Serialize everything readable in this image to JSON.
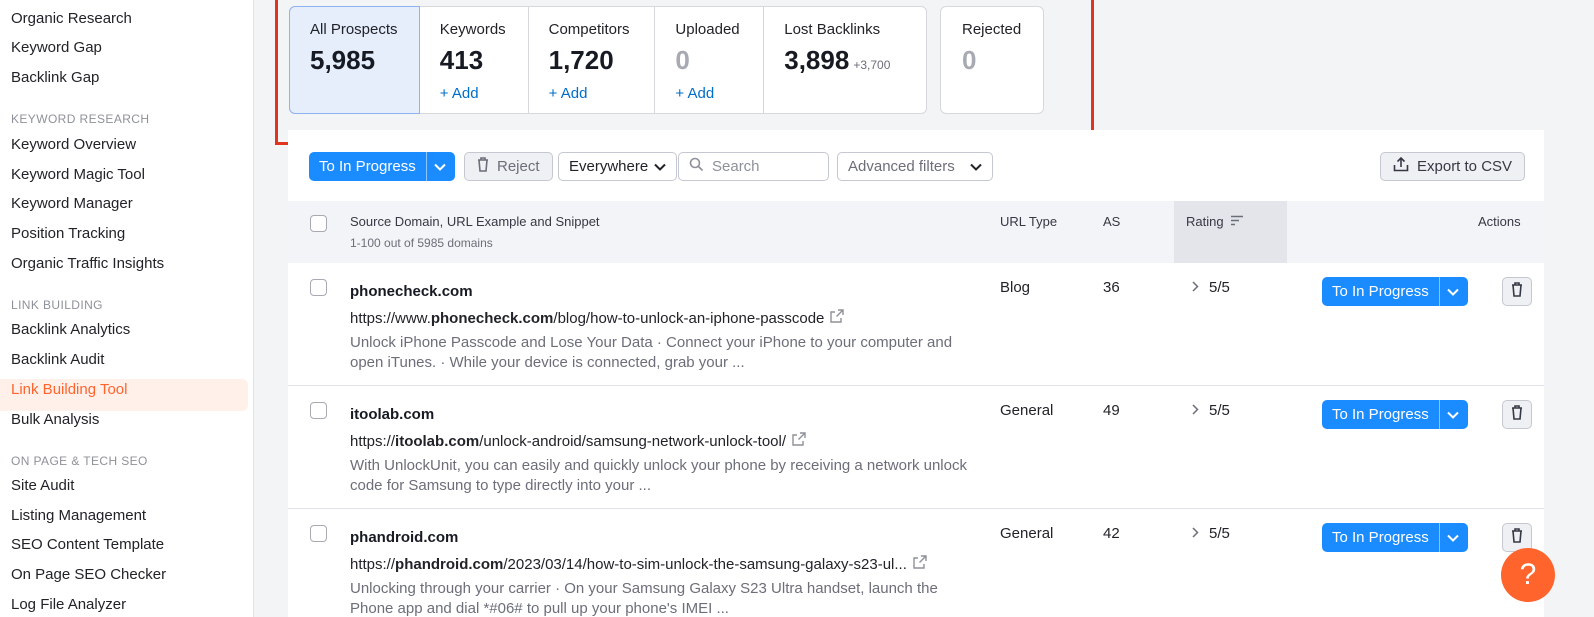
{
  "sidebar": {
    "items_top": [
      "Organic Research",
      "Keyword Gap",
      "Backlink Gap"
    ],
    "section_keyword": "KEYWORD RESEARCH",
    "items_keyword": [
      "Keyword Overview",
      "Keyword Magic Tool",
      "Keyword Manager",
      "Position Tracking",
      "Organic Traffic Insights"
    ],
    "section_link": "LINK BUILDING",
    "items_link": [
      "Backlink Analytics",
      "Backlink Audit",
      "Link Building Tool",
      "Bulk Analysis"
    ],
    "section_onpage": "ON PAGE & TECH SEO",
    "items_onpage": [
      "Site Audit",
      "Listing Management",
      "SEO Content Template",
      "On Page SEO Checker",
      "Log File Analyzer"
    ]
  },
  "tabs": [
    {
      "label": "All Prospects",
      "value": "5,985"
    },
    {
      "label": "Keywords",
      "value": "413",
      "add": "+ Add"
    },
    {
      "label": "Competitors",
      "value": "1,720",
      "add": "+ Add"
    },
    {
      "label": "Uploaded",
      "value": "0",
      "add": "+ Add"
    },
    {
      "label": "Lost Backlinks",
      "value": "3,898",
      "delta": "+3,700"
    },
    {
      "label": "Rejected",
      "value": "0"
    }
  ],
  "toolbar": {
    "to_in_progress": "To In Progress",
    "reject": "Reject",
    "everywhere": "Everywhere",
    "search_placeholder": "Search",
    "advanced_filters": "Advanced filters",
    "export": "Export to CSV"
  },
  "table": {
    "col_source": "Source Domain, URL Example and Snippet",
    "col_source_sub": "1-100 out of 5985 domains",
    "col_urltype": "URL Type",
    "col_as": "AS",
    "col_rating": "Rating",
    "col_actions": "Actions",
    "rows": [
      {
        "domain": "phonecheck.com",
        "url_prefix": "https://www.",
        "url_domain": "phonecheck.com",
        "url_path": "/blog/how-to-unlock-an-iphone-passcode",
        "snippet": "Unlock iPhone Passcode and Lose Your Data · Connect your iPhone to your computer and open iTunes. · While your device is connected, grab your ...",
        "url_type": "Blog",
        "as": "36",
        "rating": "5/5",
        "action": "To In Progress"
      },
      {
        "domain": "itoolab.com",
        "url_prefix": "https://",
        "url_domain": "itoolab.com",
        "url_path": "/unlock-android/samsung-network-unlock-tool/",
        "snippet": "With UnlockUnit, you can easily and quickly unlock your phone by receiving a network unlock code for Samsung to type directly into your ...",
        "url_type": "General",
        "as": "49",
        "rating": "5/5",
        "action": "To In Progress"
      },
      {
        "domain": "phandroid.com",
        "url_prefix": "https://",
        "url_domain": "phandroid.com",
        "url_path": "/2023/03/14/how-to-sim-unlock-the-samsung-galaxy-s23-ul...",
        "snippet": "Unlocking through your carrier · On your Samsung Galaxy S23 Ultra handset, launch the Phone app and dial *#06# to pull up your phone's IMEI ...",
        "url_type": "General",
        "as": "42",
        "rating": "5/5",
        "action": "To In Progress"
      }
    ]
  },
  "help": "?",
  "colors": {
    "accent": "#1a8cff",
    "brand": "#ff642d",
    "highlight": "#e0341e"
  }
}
————————
• **Required work**
Collect from the data above every line that includes "itoolab".

• **Correct output**
        "domain": "itoolab.com",
        "url_domain": "itoolab.com",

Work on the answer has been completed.